-- start Records to use --
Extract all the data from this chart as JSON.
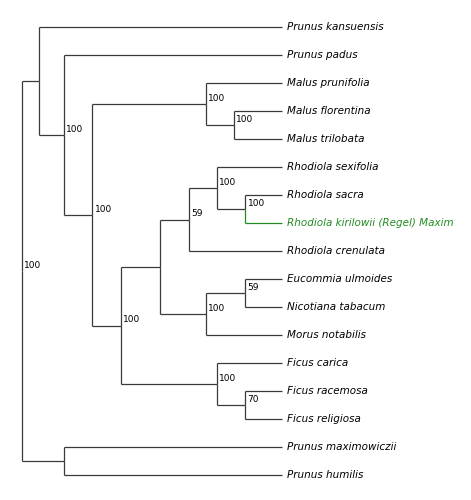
{
  "taxa": [
    {
      "name": "Prunus kansuensis",
      "y": 17,
      "color": "black"
    },
    {
      "name": "Prunus padus",
      "y": 16,
      "color": "black"
    },
    {
      "name": "Malus prunifolia",
      "y": 15,
      "color": "black"
    },
    {
      "name": "Malus florentina",
      "y": 14,
      "color": "black"
    },
    {
      "name": "Malus trilobata",
      "y": 13,
      "color": "black"
    },
    {
      "name": "Rhodiola sexifolia",
      "y": 12,
      "color": "black"
    },
    {
      "name": "Rhodiola sacra",
      "y": 11,
      "color": "black"
    },
    {
      "name": "Rhodiola kirilowii (Regel) Maxim",
      "y": 10,
      "color": "#228B22"
    },
    {
      "name": "Rhodiola crenulata",
      "y": 9,
      "color": "black"
    },
    {
      "name": "Eucommia ulmoides",
      "y": 8,
      "color": "black"
    },
    {
      "name": "Nicotiana tabacum",
      "y": 7,
      "color": "black"
    },
    {
      "name": "Morus notabilis",
      "y": 6,
      "color": "black"
    },
    {
      "name": "Ficus carica",
      "y": 5,
      "color": "black"
    },
    {
      "name": "Ficus racemosa",
      "y": 4,
      "color": "black"
    },
    {
      "name": "Ficus religiosa",
      "y": 3,
      "color": "black"
    },
    {
      "name": "Prunus maximowiczii",
      "y": 2,
      "color": "black"
    },
    {
      "name": "Prunus humilis",
      "y": 1,
      "color": "black"
    }
  ],
  "line_color": "#3a3a3a",
  "line_width": 0.9,
  "font_size": 7.5,
  "bootstrap_font_size": 6.5,
  "tip_x": 9.5,
  "xlim": [
    -0.3,
    16.0
  ],
  "ylim": [
    0.3,
    17.8
  ]
}
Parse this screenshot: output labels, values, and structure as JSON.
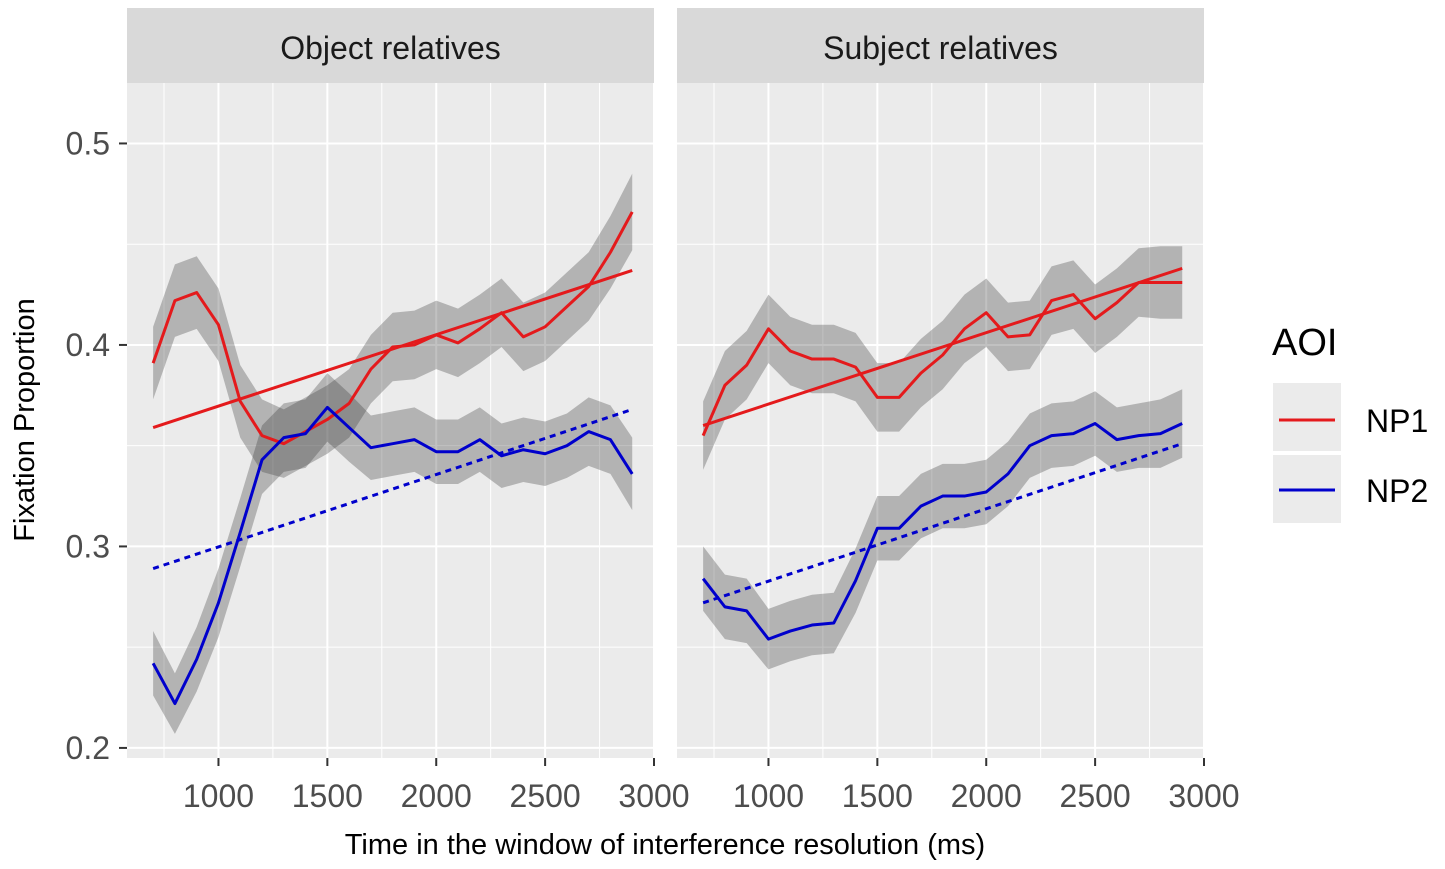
{
  "chart_data": {
    "type": "line",
    "xlabel": "Time in the window of interference resolution (ms)",
    "ylabel": "Fixation Proportion",
    "xlim": [
      580,
      3000
    ],
    "ylim": [
      0.195,
      0.53
    ],
    "xticks": [
      1000,
      1500,
      2000,
      2500,
      3000
    ],
    "yticks": [
      0.2,
      0.3,
      0.4,
      0.5
    ],
    "xtick_labels": [
      "1000",
      "1500",
      "2000",
      "2500",
      "3000"
    ],
    "ytick_labels": [
      "0.2",
      "0.3",
      "0.4",
      "0.5"
    ],
    "legend": {
      "title": "AOI",
      "position": "right",
      "entries": [
        {
          "label": "NP1",
          "color": "#e41a1c"
        },
        {
          "label": "NP2",
          "color": "#0000cc"
        }
      ]
    },
    "colors": {
      "NP1": "#e41a1c",
      "NP2": "#0000cc",
      "ribbon": "#333333",
      "panel_bg": "#ebebeb",
      "strip_bg": "#d9d9d9"
    },
    "panels": [
      {
        "title": "Object relatives",
        "series": [
          {
            "name": "NP1",
            "x": [
              700,
              800,
              900,
              1000,
              1100,
              1200,
              1300,
              1400,
              1500,
              1600,
              1700,
              1800,
              1900,
              2000,
              2100,
              2200,
              2300,
              2400,
              2500,
              2600,
              2700,
              2800,
              2900
            ],
            "y": [
              0.391,
              0.422,
              0.426,
              0.41,
              0.372,
              0.355,
              0.351,
              0.357,
              0.363,
              0.371,
              0.388,
              0.399,
              0.4,
              0.405,
              0.401,
              0.408,
              0.416,
              0.404,
              0.409,
              0.419,
              0.429,
              0.446,
              0.466
            ],
            "se": [
              0.018,
              0.018,
              0.018,
              0.018,
              0.018,
              0.018,
              0.017,
              0.017,
              0.017,
              0.017,
              0.017,
              0.017,
              0.017,
              0.017,
              0.017,
              0.017,
              0.017,
              0.017,
              0.017,
              0.017,
              0.017,
              0.018,
              0.019
            ],
            "fit": [
              0.359,
              0.437
            ]
          },
          {
            "name": "NP2",
            "x": [
              700,
              800,
              900,
              1000,
              1100,
              1200,
              1300,
              1400,
              1500,
              1600,
              1700,
              1800,
              1900,
              2000,
              2100,
              2200,
              2300,
              2400,
              2500,
              2600,
              2700,
              2800,
              2900
            ],
            "y": [
              0.242,
              0.222,
              0.244,
              0.272,
              0.307,
              0.343,
              0.354,
              0.356,
              0.369,
              0.359,
              0.349,
              0.351,
              0.353,
              0.347,
              0.347,
              0.353,
              0.345,
              0.348,
              0.346,
              0.35,
              0.357,
              0.353,
              0.336
            ],
            "se": [
              0.016,
              0.015,
              0.016,
              0.017,
              0.017,
              0.017,
              0.017,
              0.017,
              0.017,
              0.017,
              0.016,
              0.016,
              0.016,
              0.016,
              0.016,
              0.016,
              0.016,
              0.016,
              0.016,
              0.016,
              0.017,
              0.017,
              0.018
            ],
            "fit": [
              0.289,
              0.368
            ],
            "fit_dash": true
          }
        ]
      },
      {
        "title": "Subject relatives",
        "series": [
          {
            "name": "NP1",
            "x": [
              700,
              800,
              900,
              1000,
              1100,
              1200,
              1300,
              1400,
              1500,
              1600,
              1700,
              1800,
              1900,
              2000,
              2100,
              2200,
              2300,
              2400,
              2500,
              2600,
              2700,
              2800,
              2900
            ],
            "y": [
              0.355,
              0.38,
              0.39,
              0.408,
              0.397,
              0.393,
              0.393,
              0.389,
              0.374,
              0.374,
              0.386,
              0.395,
              0.408,
              0.416,
              0.404,
              0.405,
              0.422,
              0.425,
              0.413,
              0.421,
              0.431,
              0.431,
              0.431
            ],
            "se": [
              0.017,
              0.017,
              0.017,
              0.017,
              0.017,
              0.017,
              0.017,
              0.017,
              0.017,
              0.017,
              0.017,
              0.017,
              0.017,
              0.017,
              0.017,
              0.017,
              0.017,
              0.017,
              0.017,
              0.017,
              0.017,
              0.018,
              0.018
            ],
            "fit": [
              0.36,
              0.438
            ]
          },
          {
            "name": "NP2",
            "x": [
              700,
              800,
              900,
              1000,
              1100,
              1200,
              1300,
              1400,
              1500,
              1600,
              1700,
              1800,
              1900,
              2000,
              2100,
              2200,
              2300,
              2400,
              2500,
              2600,
              2700,
              2800,
              2900
            ],
            "y": [
              0.284,
              0.27,
              0.268,
              0.254,
              0.258,
              0.261,
              0.262,
              0.283,
              0.309,
              0.309,
              0.32,
              0.325,
              0.325,
              0.327,
              0.336,
              0.35,
              0.355,
              0.356,
              0.361,
              0.353,
              0.355,
              0.356,
              0.361
            ],
            "se": [
              0.016,
              0.016,
              0.016,
              0.015,
              0.015,
              0.015,
              0.015,
              0.016,
              0.016,
              0.016,
              0.016,
              0.016,
              0.016,
              0.016,
              0.016,
              0.016,
              0.016,
              0.016,
              0.016,
              0.016,
              0.016,
              0.017,
              0.017
            ],
            "fit": [
              0.272,
              0.351
            ],
            "fit_dash": true
          }
        ]
      }
    ]
  }
}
-- end Records to use --
> _Stated exercise_: Write out each entry exactly as given, but skip the pictures.

> _Response below_:
Extract all the data from this chart as JSON.
{
  "taxa": [
    {
      "name": "Prunus kansuensis",
      "y": 17,
      "color": "black"
    },
    {
      "name": "Prunus padus",
      "y": 16,
      "color": "black"
    },
    {
      "name": "Malus prunifolia",
      "y": 15,
      "color": "black"
    },
    {
      "name": "Malus florentina",
      "y": 14,
      "color": "black"
    },
    {
      "name": "Malus trilobata",
      "y": 13,
      "color": "black"
    },
    {
      "name": "Rhodiola sexifolia",
      "y": 12,
      "color": "black"
    },
    {
      "name": "Rhodiola sacra",
      "y": 11,
      "color": "black"
    },
    {
      "name": "Rhodiola kirilowii (Regel) Maxim",
      "y": 10,
      "color": "#228B22"
    },
    {
      "name": "Rhodiola crenulata",
      "y": 9,
      "color": "black"
    },
    {
      "name": "Eucommia ulmoides",
      "y": 8,
      "color": "black"
    },
    {
      "name": "Nicotiana tabacum",
      "y": 7,
      "color": "black"
    },
    {
      "name": "Morus notabilis",
      "y": 6,
      "color": "black"
    },
    {
      "name": "Ficus carica",
      "y": 5,
      "color": "black"
    },
    {
      "name": "Ficus racemosa",
      "y": 4,
      "color": "black"
    },
    {
      "name": "Ficus religiosa",
      "y": 3,
      "color": "black"
    },
    {
      "name": "Prunus maximowiczii",
      "y": 2,
      "color": "black"
    },
    {
      "name": "Prunus humilis",
      "y": 1,
      "color": "black"
    }
  ],
  "line_color": "#3a3a3a",
  "line_width": 0.9,
  "font_size": 7.5,
  "bootstrap_font_size": 6.5,
  "tip_x": 9.5,
  "xlim": [
    -0.3,
    16.0
  ],
  "ylim": [
    0.3,
    17.8
  ]
}
Parse this screenshot: output labels, values, and structure as JSON.
{
  "chart_data": {
    "type": "line",
    "xlabel": "Time in the window of interference resolution (ms)",
    "ylabel": "Fixation Proportion",
    "xlim": [
      580,
      3000
    ],
    "ylim": [
      0.195,
      0.53
    ],
    "xticks": [
      1000,
      1500,
      2000,
      2500,
      3000
    ],
    "yticks": [
      0.2,
      0.3,
      0.4,
      0.5
    ],
    "xtick_labels": [
      "1000",
      "1500",
      "2000",
      "2500",
      "3000"
    ],
    "ytick_labels": [
      "0.2",
      "0.3",
      "0.4",
      "0.5"
    ],
    "legend": {
      "title": "AOI",
      "position": "right",
      "entries": [
        {
          "label": "NP1",
          "color": "#e41a1c"
        },
        {
          "label": "NP2",
          "color": "#0000cc"
        }
      ]
    },
    "colors": {
      "NP1": "#e41a1c",
      "NP2": "#0000cc",
      "ribbon": "#333333",
      "panel_bg": "#ebebeb",
      "strip_bg": "#d9d9d9"
    },
    "panels": [
      {
        "title": "Object relatives",
        "series": [
          {
            "name": "NP1",
            "x": [
              700,
              800,
              900,
              1000,
              1100,
              1200,
              1300,
              1400,
              1500,
              1600,
              1700,
              1800,
              1900,
              2000,
              2100,
              2200,
              2300,
              2400,
              2500,
              2600,
              2700,
              2800,
              2900
            ],
            "y": [
              0.391,
              0.422,
              0.426,
              0.41,
              0.372,
              0.355,
              0.351,
              0.357,
              0.363,
              0.371,
              0.388,
              0.399,
              0.4,
              0.405,
              0.401,
              0.408,
              0.416,
              0.404,
              0.409,
              0.419,
              0.429,
              0.446,
              0.466
            ],
            "se": [
              0.018,
              0.018,
              0.018,
              0.018,
              0.018,
              0.018,
              0.017,
              0.017,
              0.017,
              0.017,
              0.017,
              0.017,
              0.017,
              0.017,
              0.017,
              0.017,
              0.017,
              0.017,
              0.017,
              0.017,
              0.017,
              0.018,
              0.019
            ],
            "fit": [
              0.359,
              0.437
            ]
          },
          {
            "name": "NP2",
            "x": [
              700,
              800,
              900,
              1000,
              1100,
              1200,
              1300,
              1400,
              1500,
              1600,
              1700,
              1800,
              1900,
              2000,
              2100,
              2200,
              2300,
              2400,
              2500,
              2600,
              2700,
              2800,
              2900
            ],
            "y": [
              0.242,
              0.222,
              0.244,
              0.272,
              0.307,
              0.343,
              0.354,
              0.356,
              0.369,
              0.359,
              0.349,
              0.351,
              0.353,
              0.347,
              0.347,
              0.353,
              0.345,
              0.348,
              0.346,
              0.35,
              0.357,
              0.353,
              0.336
            ],
            "se": [
              0.016,
              0.015,
              0.016,
              0.017,
              0.017,
              0.017,
              0.017,
              0.017,
              0.017,
              0.017,
              0.016,
              0.016,
              0.016,
              0.016,
              0.016,
              0.016,
              0.016,
              0.016,
              0.016,
              0.016,
              0.017,
              0.017,
              0.018
            ],
            "fit": [
              0.289,
              0.368
            ],
            "fit_dash": true
          }
        ]
      },
      {
        "title": "Subject relatives",
        "series": [
          {
            "name": "NP1",
            "x": [
              700,
              800,
              900,
              1000,
              1100,
              1200,
              1300,
              1400,
              1500,
              1600,
              1700,
              1800,
              1900,
              2000,
              2100,
              2200,
              2300,
              2400,
              2500,
              2600,
              2700,
              2800,
              2900
            ],
            "y": [
              0.355,
              0.38,
              0.39,
              0.408,
              0.397,
              0.393,
              0.393,
              0.389,
              0.374,
              0.374,
              0.386,
              0.395,
              0.408,
              0.416,
              0.404,
              0.405,
              0.422,
              0.425,
              0.413,
              0.421,
              0.431,
              0.431,
              0.431
            ],
            "se": [
              0.017,
              0.017,
              0.017,
              0.017,
              0.017,
              0.017,
              0.017,
              0.017,
              0.017,
              0.017,
              0.017,
              0.017,
              0.017,
              0.017,
              0.017,
              0.017,
              0.017,
              0.017,
              0.017,
              0.017,
              0.017,
              0.018,
              0.018
            ],
            "fit": [
              0.36,
              0.438
            ]
          },
          {
            "name": "NP2",
            "x": [
              700,
              800,
              900,
              1000,
              1100,
              1200,
              1300,
              1400,
              1500,
              1600,
              1700,
              1800,
              1900,
              2000,
              2100,
              2200,
              2300,
              2400,
              2500,
              2600,
              2700,
              2800,
              2900
            ],
            "y": [
              0.284,
              0.27,
              0.268,
              0.254,
              0.258,
              0.261,
              0.262,
              0.283,
              0.309,
              0.309,
              0.32,
              0.325,
              0.325,
              0.327,
              0.336,
              0.35,
              0.355,
              0.356,
              0.361,
              0.353,
              0.355,
              0.356,
              0.361
            ],
            "se": [
              0.016,
              0.016,
              0.016,
              0.015,
              0.015,
              0.015,
              0.015,
              0.016,
              0.016,
              0.016,
              0.016,
              0.016,
              0.016,
              0.016,
              0.016,
              0.016,
              0.016,
              0.016,
              0.016,
              0.016,
              0.016,
              0.017,
              0.017
            ],
            "fit": [
              0.272,
              0.351
            ],
            "fit_dash": true
          }
        ]
      }
    ]
  }
}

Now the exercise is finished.